BRIEF 1.
Copy out the rows word for word, starting with the first row and ending with the row that contains "y-tick-label: 0 — [98, 582, 110, 602]".

What’s On At the Tropic
By Phil Mann
The MILKman cometh! Starring Sean Penn, MILK is the story of former San Francisco City Supervisor and long-time gay rights activist Harvey Milk. Everyone knows the outlines of the story by now, how Milk ran for Supervisor three-times, eventually became (in 1977) the first openly gay man elected to significant public office, and then was assassinated within the year.
Like all biopics it has both the strength of a famous underlying story and the problem that the outcome is known and foregone. Faced with this challenge, Penn and director Gus Van Sant (Drugstore Cowboy, To Die For, Good Will Hunting) have hit a home run. Vant Sant tested his skills with a biographical story in Last Days, a thinly disguised story of Kurt Cobain. But that was a slow, off-kilter kind of tone poem in keeping with its subject. In MILK, where the hero is solid, grounded and straightforward (though not straight), Van Sant has shifted appropriately. Nominated for eight Academy Awards, including Best Picture, Best Director, and Best Screenplay, and Best Actor, this is a blockbuster movie.
It’s Penn’s fifth Best Actor nomination. His last major role was also as a politician, Willie Stark, the Huey Long-like hero in the remake of All the King’s Men. He didn’t quite pull off that earlier role, because we couldn’t help comparing him to Broderick Crawford in original. Crawford was Huey Long, so much so that it’s difficult to think of him as a historical figure apart from that actor. But now in MILK Penn has put his stamp on a character so completely it’s difficult to think of anyone else playing the Harvey Milk role.

DATASET CONTENT.
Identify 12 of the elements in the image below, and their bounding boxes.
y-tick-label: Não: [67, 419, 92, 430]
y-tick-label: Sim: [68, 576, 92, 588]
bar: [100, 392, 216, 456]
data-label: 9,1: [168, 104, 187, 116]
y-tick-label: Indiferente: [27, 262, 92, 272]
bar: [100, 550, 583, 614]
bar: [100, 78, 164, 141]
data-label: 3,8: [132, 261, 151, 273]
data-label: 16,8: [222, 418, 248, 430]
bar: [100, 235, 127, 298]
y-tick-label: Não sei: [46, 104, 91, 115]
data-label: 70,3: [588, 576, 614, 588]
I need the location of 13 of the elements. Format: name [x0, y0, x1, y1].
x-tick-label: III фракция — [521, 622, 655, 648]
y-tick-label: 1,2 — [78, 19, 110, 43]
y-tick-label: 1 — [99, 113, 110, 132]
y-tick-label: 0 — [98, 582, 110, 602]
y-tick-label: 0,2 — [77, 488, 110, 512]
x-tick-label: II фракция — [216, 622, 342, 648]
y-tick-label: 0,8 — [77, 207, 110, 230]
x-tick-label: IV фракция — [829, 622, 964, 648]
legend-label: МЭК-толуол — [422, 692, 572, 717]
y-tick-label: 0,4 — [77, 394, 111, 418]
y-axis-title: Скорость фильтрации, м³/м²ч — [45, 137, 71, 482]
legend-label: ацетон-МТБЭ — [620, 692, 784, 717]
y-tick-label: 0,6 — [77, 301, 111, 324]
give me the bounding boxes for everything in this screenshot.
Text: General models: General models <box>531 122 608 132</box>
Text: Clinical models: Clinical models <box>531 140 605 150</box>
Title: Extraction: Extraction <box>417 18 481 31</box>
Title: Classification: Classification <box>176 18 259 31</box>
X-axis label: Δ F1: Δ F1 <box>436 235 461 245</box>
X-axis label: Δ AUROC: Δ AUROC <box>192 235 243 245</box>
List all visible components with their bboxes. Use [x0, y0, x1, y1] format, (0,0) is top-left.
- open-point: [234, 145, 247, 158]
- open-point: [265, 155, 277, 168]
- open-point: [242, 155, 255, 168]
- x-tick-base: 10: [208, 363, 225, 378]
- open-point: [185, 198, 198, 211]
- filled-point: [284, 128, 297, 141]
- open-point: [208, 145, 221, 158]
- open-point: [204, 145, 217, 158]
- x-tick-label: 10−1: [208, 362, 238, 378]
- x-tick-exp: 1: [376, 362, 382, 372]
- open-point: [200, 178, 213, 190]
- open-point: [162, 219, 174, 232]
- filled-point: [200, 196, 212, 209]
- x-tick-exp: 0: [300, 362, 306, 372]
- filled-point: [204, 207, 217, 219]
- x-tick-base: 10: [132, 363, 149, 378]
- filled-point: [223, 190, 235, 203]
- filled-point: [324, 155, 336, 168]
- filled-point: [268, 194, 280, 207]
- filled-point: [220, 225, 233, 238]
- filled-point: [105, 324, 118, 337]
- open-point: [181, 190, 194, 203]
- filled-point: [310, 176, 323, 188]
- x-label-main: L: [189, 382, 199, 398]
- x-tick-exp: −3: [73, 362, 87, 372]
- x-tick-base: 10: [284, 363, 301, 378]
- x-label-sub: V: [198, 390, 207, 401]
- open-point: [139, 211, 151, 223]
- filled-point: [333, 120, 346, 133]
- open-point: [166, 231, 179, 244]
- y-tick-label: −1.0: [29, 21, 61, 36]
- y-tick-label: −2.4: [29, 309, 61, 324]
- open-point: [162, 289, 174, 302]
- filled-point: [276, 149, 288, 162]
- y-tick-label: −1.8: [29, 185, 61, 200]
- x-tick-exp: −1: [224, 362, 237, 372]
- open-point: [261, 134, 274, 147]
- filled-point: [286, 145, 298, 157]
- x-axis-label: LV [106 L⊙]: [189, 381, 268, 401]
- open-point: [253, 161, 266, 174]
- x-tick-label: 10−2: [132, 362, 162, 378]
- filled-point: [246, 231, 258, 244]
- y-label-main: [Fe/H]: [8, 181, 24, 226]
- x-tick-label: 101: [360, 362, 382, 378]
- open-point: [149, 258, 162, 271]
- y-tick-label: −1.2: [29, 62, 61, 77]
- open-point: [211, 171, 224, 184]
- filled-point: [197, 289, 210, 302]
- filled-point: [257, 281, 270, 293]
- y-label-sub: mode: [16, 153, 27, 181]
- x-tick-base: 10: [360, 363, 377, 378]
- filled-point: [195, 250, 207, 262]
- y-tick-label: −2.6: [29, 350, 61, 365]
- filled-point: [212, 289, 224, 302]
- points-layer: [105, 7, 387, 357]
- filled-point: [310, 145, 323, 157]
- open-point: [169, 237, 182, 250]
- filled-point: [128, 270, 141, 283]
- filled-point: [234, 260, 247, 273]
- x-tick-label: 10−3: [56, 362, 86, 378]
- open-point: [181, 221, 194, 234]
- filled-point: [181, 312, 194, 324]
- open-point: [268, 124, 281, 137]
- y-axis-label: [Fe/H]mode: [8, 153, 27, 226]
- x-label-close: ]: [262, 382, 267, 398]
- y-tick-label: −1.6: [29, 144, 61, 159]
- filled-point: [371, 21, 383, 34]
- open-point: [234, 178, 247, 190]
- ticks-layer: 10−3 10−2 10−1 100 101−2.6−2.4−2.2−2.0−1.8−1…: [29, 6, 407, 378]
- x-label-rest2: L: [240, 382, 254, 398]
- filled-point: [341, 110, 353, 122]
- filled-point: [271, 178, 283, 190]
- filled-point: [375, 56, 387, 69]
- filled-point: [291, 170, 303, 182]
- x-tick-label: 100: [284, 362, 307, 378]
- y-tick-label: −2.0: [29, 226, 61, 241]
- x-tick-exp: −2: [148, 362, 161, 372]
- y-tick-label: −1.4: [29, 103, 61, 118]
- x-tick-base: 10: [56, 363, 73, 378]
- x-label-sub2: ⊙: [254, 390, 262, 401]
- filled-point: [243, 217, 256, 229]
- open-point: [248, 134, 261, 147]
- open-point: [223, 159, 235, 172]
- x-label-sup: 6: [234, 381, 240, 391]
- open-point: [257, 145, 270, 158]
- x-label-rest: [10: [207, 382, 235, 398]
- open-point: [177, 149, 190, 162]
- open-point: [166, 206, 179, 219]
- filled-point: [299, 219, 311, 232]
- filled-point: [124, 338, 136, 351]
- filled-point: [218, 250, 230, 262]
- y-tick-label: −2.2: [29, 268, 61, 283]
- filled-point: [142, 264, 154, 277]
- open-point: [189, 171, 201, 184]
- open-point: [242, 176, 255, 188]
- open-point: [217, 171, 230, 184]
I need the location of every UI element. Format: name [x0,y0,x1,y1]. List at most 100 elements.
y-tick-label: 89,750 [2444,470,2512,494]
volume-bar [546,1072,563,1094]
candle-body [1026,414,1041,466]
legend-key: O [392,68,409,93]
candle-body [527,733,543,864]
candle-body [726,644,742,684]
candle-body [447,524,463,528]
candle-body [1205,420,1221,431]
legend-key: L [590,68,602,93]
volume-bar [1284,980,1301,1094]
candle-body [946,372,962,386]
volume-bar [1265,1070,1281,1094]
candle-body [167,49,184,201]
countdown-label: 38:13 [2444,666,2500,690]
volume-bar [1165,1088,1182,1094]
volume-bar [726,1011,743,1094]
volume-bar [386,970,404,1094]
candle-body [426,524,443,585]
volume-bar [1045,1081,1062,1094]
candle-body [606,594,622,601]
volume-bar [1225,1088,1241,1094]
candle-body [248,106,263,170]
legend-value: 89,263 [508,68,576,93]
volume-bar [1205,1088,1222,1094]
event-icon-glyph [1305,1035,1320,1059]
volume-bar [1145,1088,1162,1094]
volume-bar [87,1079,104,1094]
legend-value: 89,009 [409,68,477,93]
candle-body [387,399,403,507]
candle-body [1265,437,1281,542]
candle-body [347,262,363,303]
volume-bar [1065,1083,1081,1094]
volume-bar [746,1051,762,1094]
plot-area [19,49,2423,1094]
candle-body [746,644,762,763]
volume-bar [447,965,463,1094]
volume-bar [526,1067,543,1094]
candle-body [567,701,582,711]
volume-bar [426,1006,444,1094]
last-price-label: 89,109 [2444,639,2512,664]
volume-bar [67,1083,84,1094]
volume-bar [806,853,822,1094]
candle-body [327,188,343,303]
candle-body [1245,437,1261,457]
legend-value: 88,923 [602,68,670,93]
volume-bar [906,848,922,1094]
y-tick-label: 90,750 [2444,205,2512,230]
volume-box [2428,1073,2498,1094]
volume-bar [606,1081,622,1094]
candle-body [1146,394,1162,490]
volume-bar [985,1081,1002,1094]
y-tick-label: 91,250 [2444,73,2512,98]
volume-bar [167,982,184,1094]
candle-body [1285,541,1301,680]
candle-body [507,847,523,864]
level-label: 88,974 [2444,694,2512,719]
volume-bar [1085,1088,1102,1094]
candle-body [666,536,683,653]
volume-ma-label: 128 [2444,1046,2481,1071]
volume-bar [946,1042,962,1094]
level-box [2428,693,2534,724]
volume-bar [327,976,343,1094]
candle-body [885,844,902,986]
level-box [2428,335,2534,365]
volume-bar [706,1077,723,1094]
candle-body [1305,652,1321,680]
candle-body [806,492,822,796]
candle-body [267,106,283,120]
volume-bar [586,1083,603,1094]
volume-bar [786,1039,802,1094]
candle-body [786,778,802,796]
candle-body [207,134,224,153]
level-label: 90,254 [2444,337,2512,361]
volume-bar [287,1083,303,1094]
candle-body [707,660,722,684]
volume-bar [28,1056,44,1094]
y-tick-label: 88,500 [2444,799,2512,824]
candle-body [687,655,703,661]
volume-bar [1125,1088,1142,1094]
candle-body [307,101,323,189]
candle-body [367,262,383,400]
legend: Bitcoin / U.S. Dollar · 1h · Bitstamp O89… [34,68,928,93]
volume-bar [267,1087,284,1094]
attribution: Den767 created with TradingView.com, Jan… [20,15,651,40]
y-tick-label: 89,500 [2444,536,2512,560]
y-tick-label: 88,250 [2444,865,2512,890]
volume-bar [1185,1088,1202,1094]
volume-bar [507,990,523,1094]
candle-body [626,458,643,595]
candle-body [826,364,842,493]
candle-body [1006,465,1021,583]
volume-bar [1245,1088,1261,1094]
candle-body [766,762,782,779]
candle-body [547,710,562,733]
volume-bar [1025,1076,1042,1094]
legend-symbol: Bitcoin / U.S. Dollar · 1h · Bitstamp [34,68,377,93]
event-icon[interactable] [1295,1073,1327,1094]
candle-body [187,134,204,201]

BRIEF 2.
According to the review of MILK, how many Academy Award nominations did the film receive?

FINISHED ANSWER 1.
Identify 12 of the elements in the image below, and their bounding boxes.
y-tick-label: Não: [67, 419, 92, 430]
y-tick-label: Sim: [68, 576, 92, 588]
bar: [100, 392, 216, 456]
data-label: 9,1: [168, 104, 187, 116]
y-tick-label: Indiferente: [27, 262, 92, 272]
bar: [100, 550, 583, 614]
bar: [100, 78, 164, 141]
data-label: 3,8: [132, 261, 151, 273]
data-label: 16,8: [222, 418, 248, 430]
bar: [100, 235, 127, 298]
y-tick-label: Não sei: [46, 104, 91, 115]
data-label: 70,3: [588, 576, 614, 588]
I need the location of 13 of the elements. Format: name [x0, y0, x1, y1].
x-tick-label: III фракция — [521, 622, 655, 648]
y-tick-label: 1,2 — [78, 19, 110, 43]
y-tick-label: 1 — [99, 113, 110, 132]
y-tick-label: 0 — [98, 582, 110, 602]

FINISHED ANSWER 2.
Eight